• [DATASET RECORDS]:
* START *

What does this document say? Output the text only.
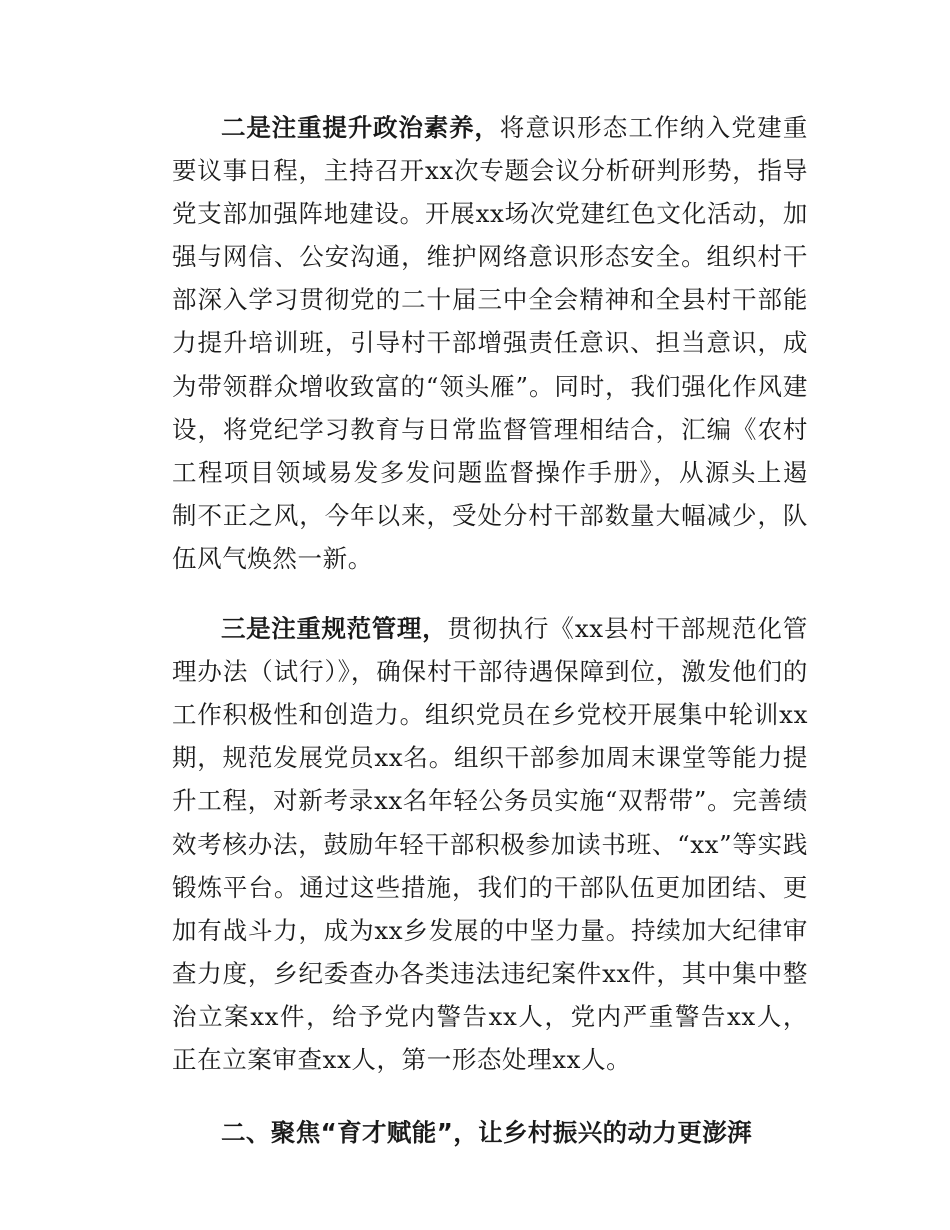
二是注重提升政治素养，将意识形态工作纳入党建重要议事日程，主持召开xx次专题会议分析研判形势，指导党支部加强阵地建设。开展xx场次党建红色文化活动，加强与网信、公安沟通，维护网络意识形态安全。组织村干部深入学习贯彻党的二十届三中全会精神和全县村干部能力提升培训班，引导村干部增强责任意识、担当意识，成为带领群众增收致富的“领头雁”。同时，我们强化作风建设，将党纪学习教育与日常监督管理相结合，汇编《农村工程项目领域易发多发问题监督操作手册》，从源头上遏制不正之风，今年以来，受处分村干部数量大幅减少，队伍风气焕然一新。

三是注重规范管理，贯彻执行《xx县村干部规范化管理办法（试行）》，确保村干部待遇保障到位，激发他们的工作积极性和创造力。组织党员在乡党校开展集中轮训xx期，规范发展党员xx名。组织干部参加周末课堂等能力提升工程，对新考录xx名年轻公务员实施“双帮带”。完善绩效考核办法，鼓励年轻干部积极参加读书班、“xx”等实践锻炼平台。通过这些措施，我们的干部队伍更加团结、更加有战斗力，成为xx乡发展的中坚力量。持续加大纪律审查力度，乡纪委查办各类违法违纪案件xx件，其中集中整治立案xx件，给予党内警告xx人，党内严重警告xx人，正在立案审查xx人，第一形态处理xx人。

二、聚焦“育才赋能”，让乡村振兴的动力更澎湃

* END *
* START *

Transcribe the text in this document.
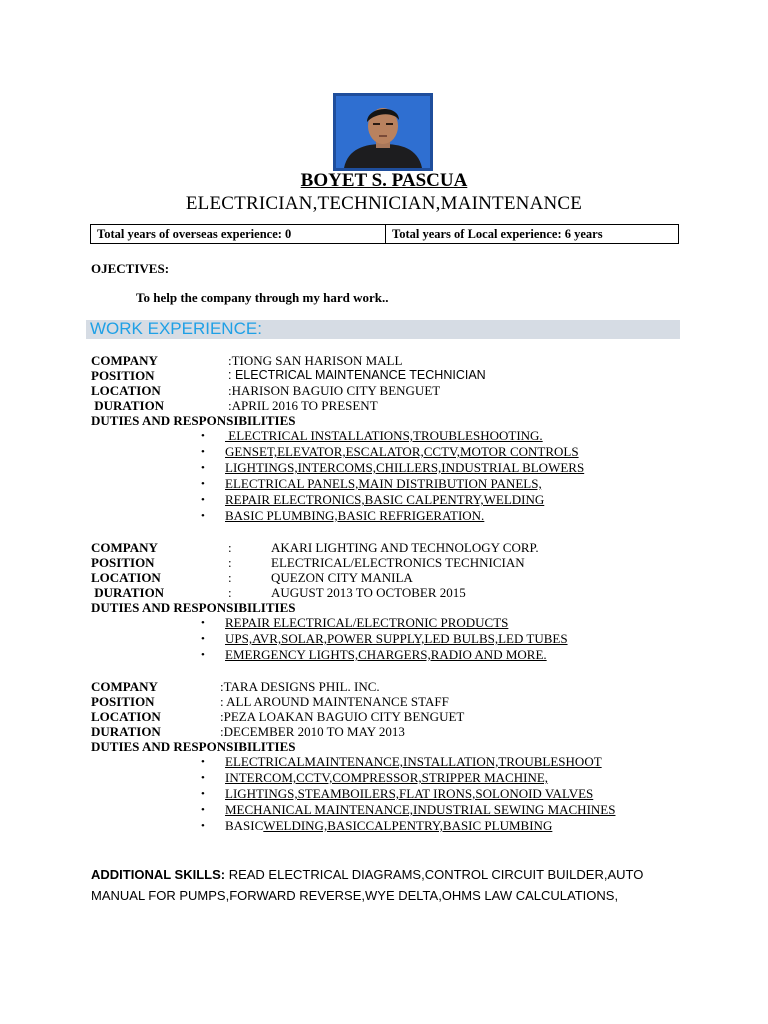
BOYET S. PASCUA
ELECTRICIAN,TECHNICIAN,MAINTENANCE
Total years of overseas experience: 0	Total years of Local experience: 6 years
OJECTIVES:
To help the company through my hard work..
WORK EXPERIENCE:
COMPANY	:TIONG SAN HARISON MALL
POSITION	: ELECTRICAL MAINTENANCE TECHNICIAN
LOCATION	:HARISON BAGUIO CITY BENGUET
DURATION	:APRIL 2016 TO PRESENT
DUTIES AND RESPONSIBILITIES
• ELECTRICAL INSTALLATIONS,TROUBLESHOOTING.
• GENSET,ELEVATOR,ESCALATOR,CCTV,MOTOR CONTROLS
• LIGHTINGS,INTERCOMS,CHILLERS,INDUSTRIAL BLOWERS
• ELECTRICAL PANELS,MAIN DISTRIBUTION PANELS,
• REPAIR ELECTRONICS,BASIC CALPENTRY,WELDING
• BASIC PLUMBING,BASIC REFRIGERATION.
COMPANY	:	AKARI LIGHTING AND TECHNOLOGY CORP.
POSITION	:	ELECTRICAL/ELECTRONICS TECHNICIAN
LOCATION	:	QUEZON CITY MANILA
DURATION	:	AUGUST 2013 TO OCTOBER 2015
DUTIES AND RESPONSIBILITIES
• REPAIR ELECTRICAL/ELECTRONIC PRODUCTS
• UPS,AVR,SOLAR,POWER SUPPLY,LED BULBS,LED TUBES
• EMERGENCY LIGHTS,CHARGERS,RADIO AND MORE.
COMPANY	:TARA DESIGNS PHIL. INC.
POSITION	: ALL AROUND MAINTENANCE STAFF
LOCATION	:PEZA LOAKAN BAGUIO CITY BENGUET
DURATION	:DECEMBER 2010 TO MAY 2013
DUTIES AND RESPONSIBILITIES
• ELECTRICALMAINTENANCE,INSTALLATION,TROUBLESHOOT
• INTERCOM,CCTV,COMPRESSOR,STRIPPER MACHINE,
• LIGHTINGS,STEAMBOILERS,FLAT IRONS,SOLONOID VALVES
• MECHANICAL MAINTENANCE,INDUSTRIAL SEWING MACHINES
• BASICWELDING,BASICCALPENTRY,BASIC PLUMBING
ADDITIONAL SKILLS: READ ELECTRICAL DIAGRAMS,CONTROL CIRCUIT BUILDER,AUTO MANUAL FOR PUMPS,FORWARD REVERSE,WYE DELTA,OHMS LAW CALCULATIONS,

* END *

• [WORK TO COMPLETE]:
Every line containing the string "text" must be listed.

• [FINISHED ANSWER]:
What does this document say? Output the text only.
Transcribe the text in this document.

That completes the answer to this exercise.